Task description: Give only the number of lines in the listing below where the string "como" occurs.

******

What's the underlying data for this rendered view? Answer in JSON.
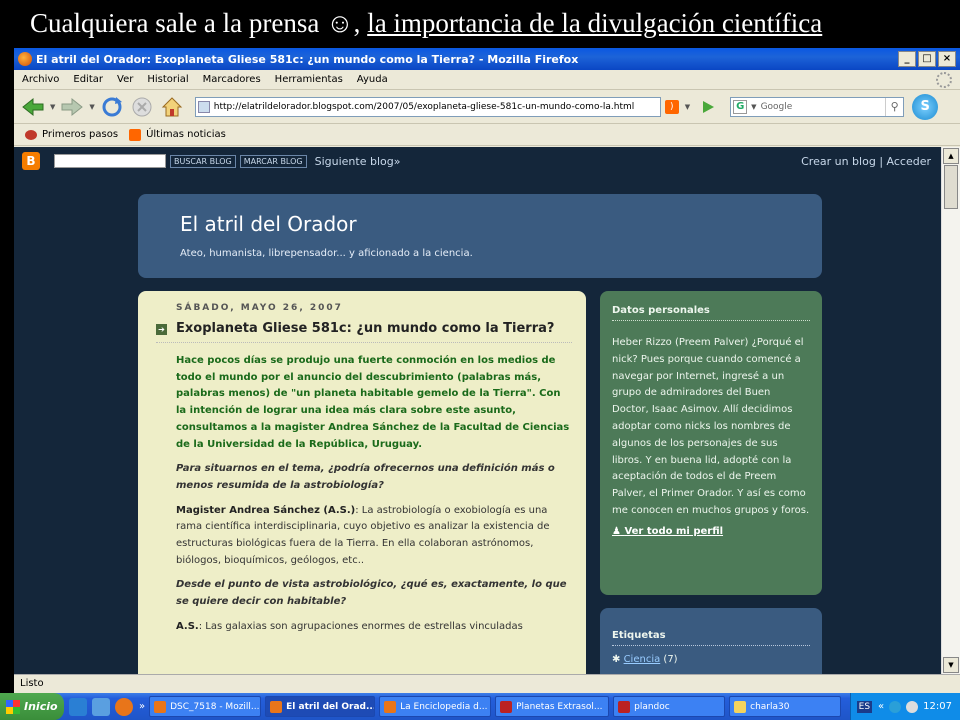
{
  "slide": {
    "title_plain": "Cualquiera sale a la prensa ☺, ",
    "title_underlined": "la importancia de la divulgación científica"
  },
  "window": {
    "title": "El atril del Orador: Exoplaneta Gliese 581c: ¿un mundo como la Tierra? - Mozilla Firefox"
  },
  "menu": [
    "Archivo",
    "Editar",
    "Ver",
    "Historial",
    "Marcadores",
    "Herramientas",
    "Ayuda"
  ],
  "toolbar": {
    "url": "http://elatrildelorador.blogspot.com/2007/05/exoplaneta-gliese-581c-un-mundo-como-la.html",
    "search_placeholder": "Google",
    "search_engine_letter": "G"
  },
  "bookmarks": [
    "Primeros pasos",
    "Últimas noticias"
  ],
  "blogger_nav": {
    "search_button": "BUSCAR BLOG",
    "flag_button": "MARCAR BLOG",
    "next": "Siguiente blog»",
    "create": "Crear un blog",
    "sep": "|",
    "login": "Acceder"
  },
  "blog": {
    "title": "El atril del Orador",
    "description": "Ateo, humanista, librepensador... y aficionado a la ciencia."
  },
  "post": {
    "date": "SÁBADO, MAYO 26, 2007",
    "title": "Exoplaneta Gliese 581c: ¿un mundo como la Tierra?",
    "intro": "Hace pocos días se produjo una fuerte conmoción en los medios de todo el mundo por el anuncio del descubrimiento (palabras más, palabras menos) de \"un planeta habitable gemelo de la Tierra\". Con la intención de lograr una idea más clara sobre este asunto, consultamos a la magister Andrea Sánchez de la Facultad de Ciencias de la Universidad de la República, Uruguay.",
    "q1": "Para situarnos en el tema, ¿podría ofrecernos una definición más o menos resumida de la astrobiología?",
    "a1_speaker": "Magister Andrea Sánchez (A.S.)",
    "a1_text": ": La astrobiología o exobiología es una rama científica interdisciplinaria, cuyo objetivo es analizar la existencia de estructuras biológicas fuera de la Tierra. En ella colaboran astrónomos, biólogos, bioquímicos, geólogos, etc..",
    "q2": "Desde el punto de vista astrobiológico, ¿qué es, exactamente, lo que se quiere decir con habitable?",
    "a2_speaker": "A.S.",
    "a2_text": ": Las galaxias son agrupaciones enormes de estrellas vinculadas"
  },
  "profile": {
    "title": "Datos personales",
    "text": "Heber Rizzo (Preem Palver) ¿Porqué el nick? Pues porque cuando comencé a navegar por Internet, ingresé a un grupo de admiradores del Buen Doctor, Isaac Asimov. Allí decidimos adoptar como nicks los nombres de algunos de los personajes de sus libros. Y en buena lid, adopté con la aceptación de todos el de Preem Palver, el Primer Orador. Y así es como me conocen en muchos grupos y foros.",
    "link": "Ver todo mi perfil"
  },
  "labels": {
    "title": "Etiquetas",
    "items": [
      {
        "name": "Ciencia",
        "count": "(7)"
      }
    ]
  },
  "status": "Listo",
  "taskbar": {
    "start": "Inicio",
    "tasks": [
      "DSC_7518 - Mozill...",
      "El atril del Orad...",
      "La Enciclopedia d...",
      "Planetas Extrasol...",
      "plandoc",
      "charla30"
    ],
    "lang": "ES",
    "clock": "12:07"
  },
  "colors": {
    "xp_blue": "#245edb",
    "blog_bg": "#14263a",
    "header": "#3a5b80",
    "post_bg": "#eeeec8",
    "profile_bg": "#4d7a58"
  }
}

******

Correct result: 4